Entries from a dataset:
────
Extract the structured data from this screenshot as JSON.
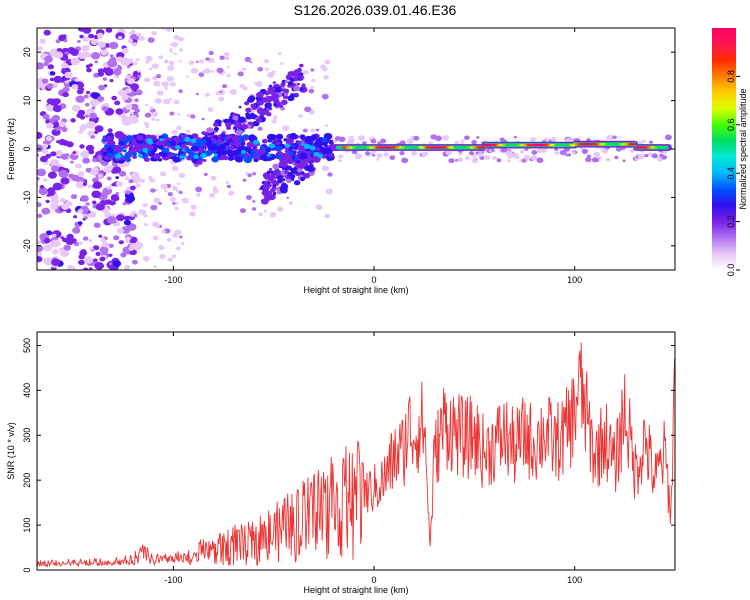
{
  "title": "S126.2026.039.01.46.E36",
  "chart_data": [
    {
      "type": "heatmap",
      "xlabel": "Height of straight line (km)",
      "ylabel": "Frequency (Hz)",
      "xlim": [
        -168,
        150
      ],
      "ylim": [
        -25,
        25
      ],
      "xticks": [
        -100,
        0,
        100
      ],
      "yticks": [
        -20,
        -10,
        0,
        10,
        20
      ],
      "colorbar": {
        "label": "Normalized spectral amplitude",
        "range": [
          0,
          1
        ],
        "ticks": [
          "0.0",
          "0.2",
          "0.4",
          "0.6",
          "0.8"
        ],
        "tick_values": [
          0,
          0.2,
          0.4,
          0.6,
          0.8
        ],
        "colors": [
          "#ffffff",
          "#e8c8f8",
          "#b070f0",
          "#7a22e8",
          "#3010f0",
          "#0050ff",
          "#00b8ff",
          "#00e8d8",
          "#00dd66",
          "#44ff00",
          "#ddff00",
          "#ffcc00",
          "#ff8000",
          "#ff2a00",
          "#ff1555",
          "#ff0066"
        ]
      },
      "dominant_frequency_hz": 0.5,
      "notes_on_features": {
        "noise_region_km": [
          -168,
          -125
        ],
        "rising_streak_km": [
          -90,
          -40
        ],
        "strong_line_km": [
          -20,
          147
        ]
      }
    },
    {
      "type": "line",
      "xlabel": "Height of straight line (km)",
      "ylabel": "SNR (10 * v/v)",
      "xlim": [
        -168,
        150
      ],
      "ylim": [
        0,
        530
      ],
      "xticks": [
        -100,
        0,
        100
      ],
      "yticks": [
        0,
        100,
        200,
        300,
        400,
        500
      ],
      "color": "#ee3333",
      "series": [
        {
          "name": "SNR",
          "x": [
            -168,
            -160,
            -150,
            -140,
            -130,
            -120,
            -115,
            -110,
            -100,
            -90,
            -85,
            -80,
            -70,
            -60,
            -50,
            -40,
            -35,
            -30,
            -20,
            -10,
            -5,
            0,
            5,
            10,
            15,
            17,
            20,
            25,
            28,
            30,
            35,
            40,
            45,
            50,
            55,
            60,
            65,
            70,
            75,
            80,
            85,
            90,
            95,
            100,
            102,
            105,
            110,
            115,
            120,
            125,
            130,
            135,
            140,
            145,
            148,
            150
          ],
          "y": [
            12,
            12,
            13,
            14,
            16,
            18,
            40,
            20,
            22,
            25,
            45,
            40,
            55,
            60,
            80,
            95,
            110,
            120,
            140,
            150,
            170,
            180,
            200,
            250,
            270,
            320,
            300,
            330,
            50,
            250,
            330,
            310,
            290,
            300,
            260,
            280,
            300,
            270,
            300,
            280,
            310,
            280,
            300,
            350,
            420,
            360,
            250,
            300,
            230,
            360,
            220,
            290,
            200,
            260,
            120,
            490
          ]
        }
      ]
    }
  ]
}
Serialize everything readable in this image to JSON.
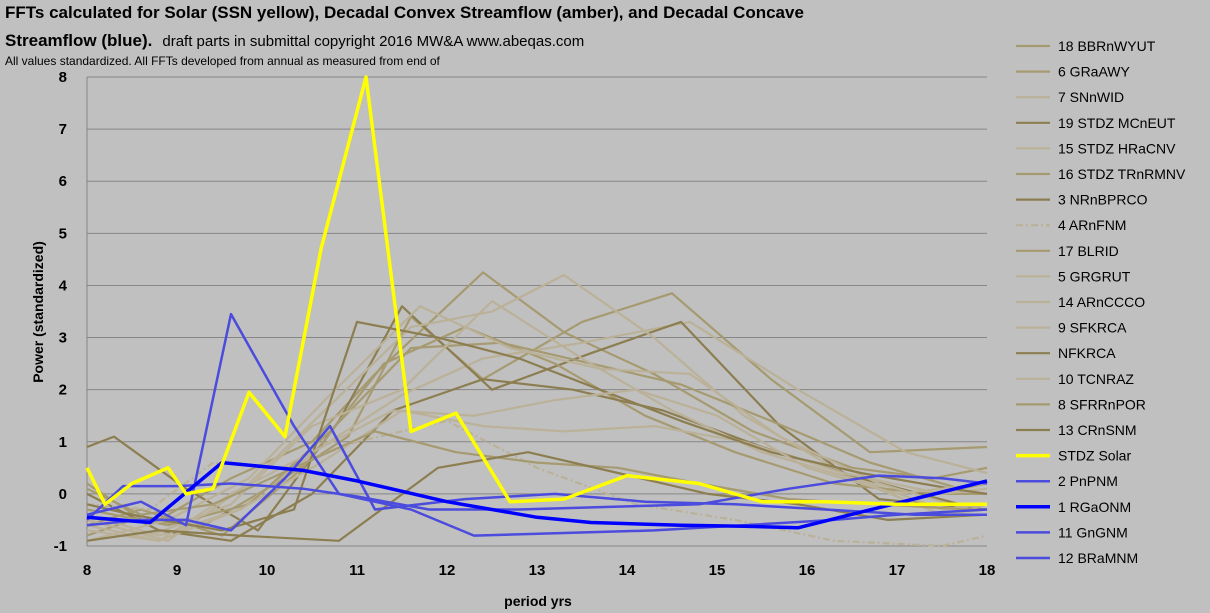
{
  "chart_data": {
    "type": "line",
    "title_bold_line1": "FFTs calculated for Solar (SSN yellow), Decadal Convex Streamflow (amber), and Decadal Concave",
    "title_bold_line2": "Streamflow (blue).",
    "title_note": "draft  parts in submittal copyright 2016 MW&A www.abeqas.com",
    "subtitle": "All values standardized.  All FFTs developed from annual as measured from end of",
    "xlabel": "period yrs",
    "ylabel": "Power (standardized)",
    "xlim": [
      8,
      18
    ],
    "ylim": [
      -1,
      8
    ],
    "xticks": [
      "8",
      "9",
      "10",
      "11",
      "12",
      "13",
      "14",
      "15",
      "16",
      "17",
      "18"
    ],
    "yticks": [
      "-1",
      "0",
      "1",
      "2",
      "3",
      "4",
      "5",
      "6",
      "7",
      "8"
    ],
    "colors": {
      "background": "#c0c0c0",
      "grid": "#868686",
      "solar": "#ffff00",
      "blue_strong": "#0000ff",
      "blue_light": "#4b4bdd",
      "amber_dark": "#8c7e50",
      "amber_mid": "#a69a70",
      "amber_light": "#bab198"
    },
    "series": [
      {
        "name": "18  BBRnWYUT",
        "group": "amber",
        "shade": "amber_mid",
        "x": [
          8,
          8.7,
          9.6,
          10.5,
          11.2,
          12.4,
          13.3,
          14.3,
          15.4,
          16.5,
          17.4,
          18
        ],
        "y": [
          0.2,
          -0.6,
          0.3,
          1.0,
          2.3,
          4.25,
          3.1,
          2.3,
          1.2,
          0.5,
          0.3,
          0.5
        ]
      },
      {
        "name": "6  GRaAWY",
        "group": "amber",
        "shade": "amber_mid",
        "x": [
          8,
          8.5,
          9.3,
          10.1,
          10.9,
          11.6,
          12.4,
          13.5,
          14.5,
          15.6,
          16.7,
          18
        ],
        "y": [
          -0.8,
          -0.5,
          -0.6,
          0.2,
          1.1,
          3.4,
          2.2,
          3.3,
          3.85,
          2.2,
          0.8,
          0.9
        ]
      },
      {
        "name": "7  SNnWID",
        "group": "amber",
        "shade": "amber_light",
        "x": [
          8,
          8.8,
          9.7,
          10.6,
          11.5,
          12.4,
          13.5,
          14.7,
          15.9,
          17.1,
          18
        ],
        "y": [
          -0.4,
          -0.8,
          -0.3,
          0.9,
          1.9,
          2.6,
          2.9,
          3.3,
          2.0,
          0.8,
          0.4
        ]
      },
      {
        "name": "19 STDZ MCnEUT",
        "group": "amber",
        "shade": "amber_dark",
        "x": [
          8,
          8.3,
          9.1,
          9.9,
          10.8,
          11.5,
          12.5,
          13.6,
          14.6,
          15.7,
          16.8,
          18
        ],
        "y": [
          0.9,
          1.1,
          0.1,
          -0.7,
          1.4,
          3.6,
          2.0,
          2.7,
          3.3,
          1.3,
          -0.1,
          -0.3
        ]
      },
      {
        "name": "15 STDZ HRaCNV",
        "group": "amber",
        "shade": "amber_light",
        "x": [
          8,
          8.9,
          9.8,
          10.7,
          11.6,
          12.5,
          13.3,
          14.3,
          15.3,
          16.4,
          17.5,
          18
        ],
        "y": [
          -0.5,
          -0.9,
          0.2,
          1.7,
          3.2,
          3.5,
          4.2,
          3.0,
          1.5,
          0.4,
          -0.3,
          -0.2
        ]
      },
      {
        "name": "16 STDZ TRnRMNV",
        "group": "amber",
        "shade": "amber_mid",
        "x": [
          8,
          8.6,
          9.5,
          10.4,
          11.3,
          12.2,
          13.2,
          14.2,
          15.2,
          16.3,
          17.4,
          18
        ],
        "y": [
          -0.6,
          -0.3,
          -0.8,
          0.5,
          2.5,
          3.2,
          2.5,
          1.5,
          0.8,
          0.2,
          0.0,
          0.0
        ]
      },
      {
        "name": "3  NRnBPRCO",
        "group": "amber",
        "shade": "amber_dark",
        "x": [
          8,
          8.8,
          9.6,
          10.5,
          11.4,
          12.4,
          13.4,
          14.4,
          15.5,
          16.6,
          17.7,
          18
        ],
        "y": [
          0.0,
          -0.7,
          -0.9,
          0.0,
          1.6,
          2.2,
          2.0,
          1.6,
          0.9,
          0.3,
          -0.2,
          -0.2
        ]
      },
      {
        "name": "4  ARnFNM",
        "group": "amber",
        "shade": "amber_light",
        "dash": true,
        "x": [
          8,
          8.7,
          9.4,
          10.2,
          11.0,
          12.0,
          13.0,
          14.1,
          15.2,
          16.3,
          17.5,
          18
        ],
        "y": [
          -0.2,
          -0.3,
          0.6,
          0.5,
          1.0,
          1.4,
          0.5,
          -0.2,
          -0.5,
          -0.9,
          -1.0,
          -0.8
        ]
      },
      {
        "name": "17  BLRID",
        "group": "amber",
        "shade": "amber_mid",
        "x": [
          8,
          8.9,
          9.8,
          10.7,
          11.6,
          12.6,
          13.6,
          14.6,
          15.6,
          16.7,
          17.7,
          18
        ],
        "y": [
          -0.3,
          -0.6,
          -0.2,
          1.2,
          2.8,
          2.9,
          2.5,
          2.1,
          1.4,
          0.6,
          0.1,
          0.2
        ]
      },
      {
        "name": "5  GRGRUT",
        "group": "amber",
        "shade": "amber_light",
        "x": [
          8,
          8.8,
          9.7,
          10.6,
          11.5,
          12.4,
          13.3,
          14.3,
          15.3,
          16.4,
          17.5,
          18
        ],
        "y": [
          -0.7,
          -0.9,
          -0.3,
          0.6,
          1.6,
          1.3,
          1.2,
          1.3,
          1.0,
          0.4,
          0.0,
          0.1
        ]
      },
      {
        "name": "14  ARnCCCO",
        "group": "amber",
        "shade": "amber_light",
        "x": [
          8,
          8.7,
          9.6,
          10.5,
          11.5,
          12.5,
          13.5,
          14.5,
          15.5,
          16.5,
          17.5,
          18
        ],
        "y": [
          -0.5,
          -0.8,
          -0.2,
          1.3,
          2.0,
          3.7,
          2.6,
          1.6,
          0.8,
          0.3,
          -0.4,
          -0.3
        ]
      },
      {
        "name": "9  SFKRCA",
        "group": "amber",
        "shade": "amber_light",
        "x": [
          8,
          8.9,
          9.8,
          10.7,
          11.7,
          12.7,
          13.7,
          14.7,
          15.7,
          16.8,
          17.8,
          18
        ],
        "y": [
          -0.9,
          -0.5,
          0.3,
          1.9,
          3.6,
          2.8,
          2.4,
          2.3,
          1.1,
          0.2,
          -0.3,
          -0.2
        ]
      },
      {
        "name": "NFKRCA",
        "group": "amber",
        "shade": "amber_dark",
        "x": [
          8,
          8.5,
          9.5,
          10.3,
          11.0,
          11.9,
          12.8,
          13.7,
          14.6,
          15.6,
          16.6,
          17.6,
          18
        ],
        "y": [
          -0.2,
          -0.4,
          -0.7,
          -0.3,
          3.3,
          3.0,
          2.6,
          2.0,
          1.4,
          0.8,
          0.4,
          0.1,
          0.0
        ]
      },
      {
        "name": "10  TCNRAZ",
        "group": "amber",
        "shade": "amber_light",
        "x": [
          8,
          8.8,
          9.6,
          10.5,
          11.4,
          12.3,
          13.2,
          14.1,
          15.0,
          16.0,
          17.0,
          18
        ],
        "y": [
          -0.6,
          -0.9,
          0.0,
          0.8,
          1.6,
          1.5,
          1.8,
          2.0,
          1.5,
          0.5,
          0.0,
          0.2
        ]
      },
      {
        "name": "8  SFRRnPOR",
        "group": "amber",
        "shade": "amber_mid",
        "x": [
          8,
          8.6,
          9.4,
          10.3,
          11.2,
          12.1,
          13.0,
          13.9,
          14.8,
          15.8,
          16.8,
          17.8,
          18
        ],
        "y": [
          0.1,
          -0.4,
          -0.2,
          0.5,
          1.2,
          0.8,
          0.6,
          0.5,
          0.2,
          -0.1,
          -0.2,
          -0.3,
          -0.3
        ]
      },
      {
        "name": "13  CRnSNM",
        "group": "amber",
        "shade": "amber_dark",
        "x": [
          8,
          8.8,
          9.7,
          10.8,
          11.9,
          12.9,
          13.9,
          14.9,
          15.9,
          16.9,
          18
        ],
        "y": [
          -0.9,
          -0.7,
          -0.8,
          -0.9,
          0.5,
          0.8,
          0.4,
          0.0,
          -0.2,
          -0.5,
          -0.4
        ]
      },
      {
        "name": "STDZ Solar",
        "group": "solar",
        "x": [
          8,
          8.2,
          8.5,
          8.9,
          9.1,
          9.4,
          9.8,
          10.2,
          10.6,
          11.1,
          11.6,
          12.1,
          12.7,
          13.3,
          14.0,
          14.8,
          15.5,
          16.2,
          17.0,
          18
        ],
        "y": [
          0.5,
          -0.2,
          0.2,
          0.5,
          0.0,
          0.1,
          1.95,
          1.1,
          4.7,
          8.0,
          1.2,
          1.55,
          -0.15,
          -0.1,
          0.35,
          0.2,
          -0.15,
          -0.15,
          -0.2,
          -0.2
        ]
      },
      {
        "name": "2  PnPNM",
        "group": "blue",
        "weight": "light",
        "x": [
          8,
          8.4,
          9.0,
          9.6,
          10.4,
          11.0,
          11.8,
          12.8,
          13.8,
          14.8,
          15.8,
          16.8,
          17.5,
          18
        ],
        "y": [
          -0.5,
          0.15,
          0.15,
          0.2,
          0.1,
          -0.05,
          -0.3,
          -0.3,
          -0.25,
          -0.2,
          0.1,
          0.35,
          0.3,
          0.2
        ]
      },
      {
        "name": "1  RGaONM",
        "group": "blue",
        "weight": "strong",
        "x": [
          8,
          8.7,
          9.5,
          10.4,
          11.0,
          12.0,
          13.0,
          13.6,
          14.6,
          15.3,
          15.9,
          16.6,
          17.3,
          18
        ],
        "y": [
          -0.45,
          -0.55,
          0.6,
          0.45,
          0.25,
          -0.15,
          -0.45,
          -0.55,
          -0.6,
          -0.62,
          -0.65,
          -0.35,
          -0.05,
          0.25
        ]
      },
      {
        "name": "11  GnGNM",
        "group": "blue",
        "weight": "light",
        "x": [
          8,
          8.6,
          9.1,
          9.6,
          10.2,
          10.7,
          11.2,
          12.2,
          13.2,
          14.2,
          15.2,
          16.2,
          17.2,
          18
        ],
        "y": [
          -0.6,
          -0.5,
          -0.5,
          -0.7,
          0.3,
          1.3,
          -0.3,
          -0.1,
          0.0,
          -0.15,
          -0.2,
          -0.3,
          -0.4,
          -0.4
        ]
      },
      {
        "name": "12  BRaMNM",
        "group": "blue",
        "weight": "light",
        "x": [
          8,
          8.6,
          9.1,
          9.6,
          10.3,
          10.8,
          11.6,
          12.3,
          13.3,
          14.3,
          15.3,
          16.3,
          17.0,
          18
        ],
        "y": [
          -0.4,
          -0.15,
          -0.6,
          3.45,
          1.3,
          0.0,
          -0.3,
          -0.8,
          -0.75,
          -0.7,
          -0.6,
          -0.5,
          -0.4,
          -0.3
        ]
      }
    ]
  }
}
────
**The exercise:** Extract each line holding the string "JSON".

**Answer to the task:**
Extract the structured data from this screenshot as JSON.
Serialize everything readable in this image to JSON.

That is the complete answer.